[Task requirements]: Write out the listing in full, matching it word for word.

------ Provided information ------

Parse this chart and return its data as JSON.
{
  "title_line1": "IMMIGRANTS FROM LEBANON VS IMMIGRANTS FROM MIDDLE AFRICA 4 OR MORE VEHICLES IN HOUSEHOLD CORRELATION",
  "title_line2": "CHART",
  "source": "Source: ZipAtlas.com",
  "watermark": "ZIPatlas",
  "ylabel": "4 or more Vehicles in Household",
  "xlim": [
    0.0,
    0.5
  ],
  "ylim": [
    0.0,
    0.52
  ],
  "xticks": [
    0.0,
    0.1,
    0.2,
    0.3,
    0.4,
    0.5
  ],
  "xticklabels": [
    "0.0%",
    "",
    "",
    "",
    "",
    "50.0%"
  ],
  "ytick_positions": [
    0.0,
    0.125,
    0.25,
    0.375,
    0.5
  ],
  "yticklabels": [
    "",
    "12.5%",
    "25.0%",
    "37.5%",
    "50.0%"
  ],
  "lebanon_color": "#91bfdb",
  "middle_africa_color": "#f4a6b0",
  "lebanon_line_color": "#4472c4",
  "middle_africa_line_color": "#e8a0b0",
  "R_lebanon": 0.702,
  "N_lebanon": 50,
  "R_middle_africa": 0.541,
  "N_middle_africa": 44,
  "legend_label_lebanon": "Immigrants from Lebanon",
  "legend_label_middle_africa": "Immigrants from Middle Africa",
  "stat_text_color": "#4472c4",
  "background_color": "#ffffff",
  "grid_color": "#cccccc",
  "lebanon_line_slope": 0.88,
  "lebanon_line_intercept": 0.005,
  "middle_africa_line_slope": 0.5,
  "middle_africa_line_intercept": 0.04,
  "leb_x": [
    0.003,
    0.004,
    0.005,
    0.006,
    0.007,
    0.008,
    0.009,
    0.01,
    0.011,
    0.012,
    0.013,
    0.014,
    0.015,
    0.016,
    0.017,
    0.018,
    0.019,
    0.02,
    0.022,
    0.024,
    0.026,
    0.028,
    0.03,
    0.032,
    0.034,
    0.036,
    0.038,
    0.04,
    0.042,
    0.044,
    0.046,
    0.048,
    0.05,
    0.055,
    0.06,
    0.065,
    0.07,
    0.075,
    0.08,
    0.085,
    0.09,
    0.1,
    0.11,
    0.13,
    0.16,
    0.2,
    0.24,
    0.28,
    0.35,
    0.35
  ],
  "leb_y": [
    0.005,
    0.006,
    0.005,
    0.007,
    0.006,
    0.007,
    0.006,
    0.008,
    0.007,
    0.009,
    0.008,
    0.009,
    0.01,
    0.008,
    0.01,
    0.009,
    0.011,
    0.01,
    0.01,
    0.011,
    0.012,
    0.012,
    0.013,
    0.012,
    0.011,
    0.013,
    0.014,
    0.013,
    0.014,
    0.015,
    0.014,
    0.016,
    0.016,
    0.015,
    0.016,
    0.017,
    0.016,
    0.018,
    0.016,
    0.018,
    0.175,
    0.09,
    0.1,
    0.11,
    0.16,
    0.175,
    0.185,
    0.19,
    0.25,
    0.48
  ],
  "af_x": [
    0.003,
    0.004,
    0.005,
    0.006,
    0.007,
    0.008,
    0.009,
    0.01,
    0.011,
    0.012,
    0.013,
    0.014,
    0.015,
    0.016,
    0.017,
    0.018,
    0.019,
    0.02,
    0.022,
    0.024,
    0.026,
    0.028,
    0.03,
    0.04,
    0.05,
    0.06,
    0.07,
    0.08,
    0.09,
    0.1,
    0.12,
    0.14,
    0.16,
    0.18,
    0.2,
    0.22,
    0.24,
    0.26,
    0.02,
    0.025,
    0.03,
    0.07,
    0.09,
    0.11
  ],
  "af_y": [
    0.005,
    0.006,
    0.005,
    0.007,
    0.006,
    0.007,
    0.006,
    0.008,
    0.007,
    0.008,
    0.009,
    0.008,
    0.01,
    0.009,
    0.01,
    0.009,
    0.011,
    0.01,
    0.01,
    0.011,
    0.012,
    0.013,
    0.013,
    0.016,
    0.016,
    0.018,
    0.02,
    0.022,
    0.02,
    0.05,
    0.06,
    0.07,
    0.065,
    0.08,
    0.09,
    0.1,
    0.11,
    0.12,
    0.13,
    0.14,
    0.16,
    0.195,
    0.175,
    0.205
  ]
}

------

[Solution for this exercise]:
Parse this chart and return its data as JSON.
{
  "title_line1": "IMMIGRANTS FROM LEBANON VS IMMIGRANTS FROM MIDDLE AFRICA 4 OR MORE VEHICLES IN HOUSEHOLD CORRELATION",
  "title_line2": "CHART",
  "source": "Source: ZipAtlas.com",
  "watermark": "ZIPatlas",
  "ylabel": "4 or more Vehicles in Household",
  "xlim": [
    0.0,
    0.5
  ],
  "ylim": [
    0.0,
    0.52
  ],
  "xticks": [
    0.0,
    0.1,
    0.2,
    0.3,
    0.4,
    0.5
  ],
  "xticklabels": [
    "0.0%",
    "",
    "",
    "",
    "",
    "50.0%"
  ],
  "ytick_positions": [
    0.0,
    0.125,
    0.25,
    0.375,
    0.5
  ],
  "yticklabels": [
    "",
    "12.5%",
    "25.0%",
    "37.5%",
    "50.0%"
  ],
  "lebanon_color": "#91bfdb",
  "middle_africa_color": "#f4a6b0",
  "lebanon_line_color": "#4472c4",
  "middle_africa_line_color": "#e8a0b0",
  "R_lebanon": 0.702,
  "N_lebanon": 50,
  "R_middle_africa": 0.541,
  "N_middle_africa": 44,
  "legend_label_lebanon": "Immigrants from Lebanon",
  "legend_label_middle_africa": "Immigrants from Middle Africa",
  "stat_text_color": "#4472c4",
  "background_color": "#ffffff",
  "grid_color": "#cccccc",
  "lebanon_line_slope": 0.88,
  "lebanon_line_intercept": 0.005,
  "middle_africa_line_slope": 0.5,
  "middle_africa_line_intercept": 0.04,
  "leb_x": [
    0.003,
    0.004,
    0.005,
    0.006,
    0.007,
    0.008,
    0.009,
    0.01,
    0.011,
    0.012,
    0.013,
    0.014,
    0.015,
    0.016,
    0.017,
    0.018,
    0.019,
    0.02,
    0.022,
    0.024,
    0.026,
    0.028,
    0.03,
    0.032,
    0.034,
    0.036,
    0.038,
    0.04,
    0.042,
    0.044,
    0.046,
    0.048,
    0.05,
    0.055,
    0.06,
    0.065,
    0.07,
    0.075,
    0.08,
    0.085,
    0.09,
    0.1,
    0.11,
    0.13,
    0.16,
    0.2,
    0.24,
    0.28,
    0.35,
    0.35
  ],
  "leb_y": [
    0.005,
    0.006,
    0.005,
    0.007,
    0.006,
    0.007,
    0.006,
    0.008,
    0.007,
    0.009,
    0.008,
    0.009,
    0.01,
    0.008,
    0.01,
    0.009,
    0.011,
    0.01,
    0.01,
    0.011,
    0.012,
    0.012,
    0.013,
    0.012,
    0.011,
    0.013,
    0.014,
    0.013,
    0.014,
    0.015,
    0.014,
    0.016,
    0.016,
    0.015,
    0.016,
    0.017,
    0.016,
    0.018,
    0.016,
    0.018,
    0.175,
    0.09,
    0.1,
    0.11,
    0.16,
    0.175,
    0.185,
    0.19,
    0.25,
    0.48
  ],
  "af_x": [
    0.003,
    0.004,
    0.005,
    0.006,
    0.007,
    0.008,
    0.009,
    0.01,
    0.011,
    0.012,
    0.013,
    0.014,
    0.015,
    0.016,
    0.017,
    0.018,
    0.019,
    0.02,
    0.022,
    0.024,
    0.026,
    0.028,
    0.03,
    0.04,
    0.05,
    0.06,
    0.07,
    0.08,
    0.09,
    0.1,
    0.12,
    0.14,
    0.16,
    0.18,
    0.2,
    0.22,
    0.24,
    0.26,
    0.02,
    0.025,
    0.03,
    0.07,
    0.09,
    0.11
  ],
  "af_y": [
    0.005,
    0.006,
    0.005,
    0.007,
    0.006,
    0.007,
    0.006,
    0.008,
    0.007,
    0.008,
    0.009,
    0.008,
    0.01,
    0.009,
    0.01,
    0.009,
    0.011,
    0.01,
    0.01,
    0.011,
    0.012,
    0.013,
    0.013,
    0.016,
    0.016,
    0.018,
    0.02,
    0.022,
    0.02,
    0.05,
    0.06,
    0.07,
    0.065,
    0.08,
    0.09,
    0.1,
    0.11,
    0.12,
    0.13,
    0.14,
    0.16,
    0.195,
    0.175,
    0.205
  ]
}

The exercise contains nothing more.